Copy all the entries below exactly, but not the pictures.
○ ○ ○ ○ ○
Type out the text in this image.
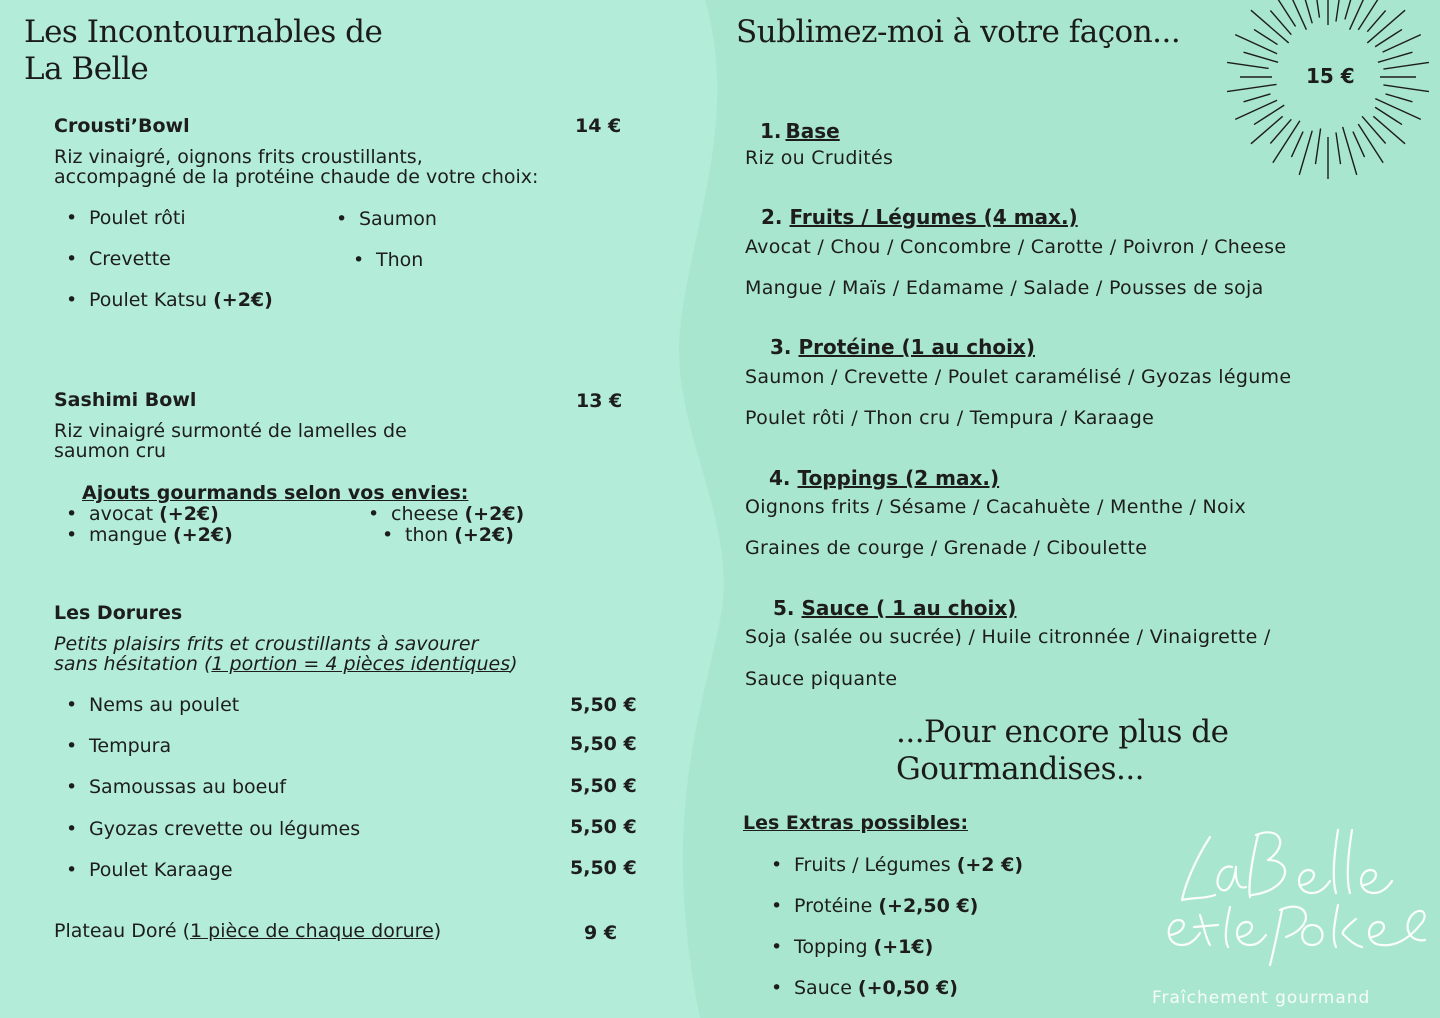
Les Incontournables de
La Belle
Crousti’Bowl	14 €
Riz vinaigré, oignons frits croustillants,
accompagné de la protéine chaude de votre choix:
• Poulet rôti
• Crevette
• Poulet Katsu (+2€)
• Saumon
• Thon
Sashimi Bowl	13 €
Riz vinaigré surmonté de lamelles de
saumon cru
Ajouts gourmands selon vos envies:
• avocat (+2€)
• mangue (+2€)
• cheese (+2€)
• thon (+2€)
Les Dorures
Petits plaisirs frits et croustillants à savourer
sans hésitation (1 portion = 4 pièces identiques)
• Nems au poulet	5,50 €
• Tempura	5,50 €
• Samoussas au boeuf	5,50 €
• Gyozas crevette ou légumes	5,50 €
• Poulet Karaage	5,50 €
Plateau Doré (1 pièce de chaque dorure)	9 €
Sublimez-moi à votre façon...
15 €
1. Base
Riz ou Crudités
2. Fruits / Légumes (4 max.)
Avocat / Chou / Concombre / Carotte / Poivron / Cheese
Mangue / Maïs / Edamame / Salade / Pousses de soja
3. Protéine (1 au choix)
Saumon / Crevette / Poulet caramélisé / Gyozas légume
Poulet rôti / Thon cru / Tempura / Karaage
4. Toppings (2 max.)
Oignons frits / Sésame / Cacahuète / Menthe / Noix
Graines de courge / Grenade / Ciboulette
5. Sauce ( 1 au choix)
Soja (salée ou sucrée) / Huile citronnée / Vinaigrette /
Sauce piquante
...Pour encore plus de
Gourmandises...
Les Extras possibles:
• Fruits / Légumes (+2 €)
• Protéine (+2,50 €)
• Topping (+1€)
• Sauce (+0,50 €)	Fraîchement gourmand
○ ○ ○ ○ ○
» **RESPONSE**:
Type out the text in this image.
Les Incontournables de
La Belle
Crousti’Bowl	14 €
Riz vinaigré, oignons frits croustillants,
accompagné de la protéine chaude de votre choix:
• Poulet rôti
• Crevette
• Poulet Katsu (+2€)
• Saumon
• Thon
Sashimi Bowl	13 €
Riz vinaigré surmonté de lamelles de
saumon cru
Ajouts gourmands selon vos envies:
• avocat (+2€)
• mangue (+2€)
• cheese (+2€)
• thon (+2€)
Les Dorures
Petits plaisirs frits et croustillants à savourer
sans hésitation (1 portion = 4 pièces identiques)
• Nems au poulet	5,50 €
• Tempura	5,50 €
• Samoussas au boeuf	5,50 €
• Gyozas crevette ou légumes	5,50 €
• Poulet Karaage	5,50 €
Plateau Doré (1 pièce de chaque dorure)	9 €
Sublimez-moi à votre façon...
15 €
1. Base
Riz ou Crudités
2. Fruits / Légumes (4 max.)
Avocat / Chou / Concombre / Carotte / Poivron / Cheese
Mangue / Maïs / Edamame / Salade / Pousses de soja
3. Protéine (1 au choix)
Saumon / Crevette / Poulet caramélisé / Gyozas légume
Poulet rôti / Thon cru / Tempura / Karaage
4. Toppings (2 max.)
Oignons frits / Sésame / Cacahuète / Menthe / Noix
Graines de courge / Grenade / Ciboulette
5. Sauce ( 1 au choix)
Soja (salée ou sucrée) / Huile citronnée / Vinaigrette /
Sauce piquante
...Pour encore plus de
Gourmandises...
Les Extras possibles:
• Fruits / Légumes (+2 €)
• Protéine (+2,50 €)
• Topping (+1€)
• Sauce (+0,50 €)	Fraîchement gourmand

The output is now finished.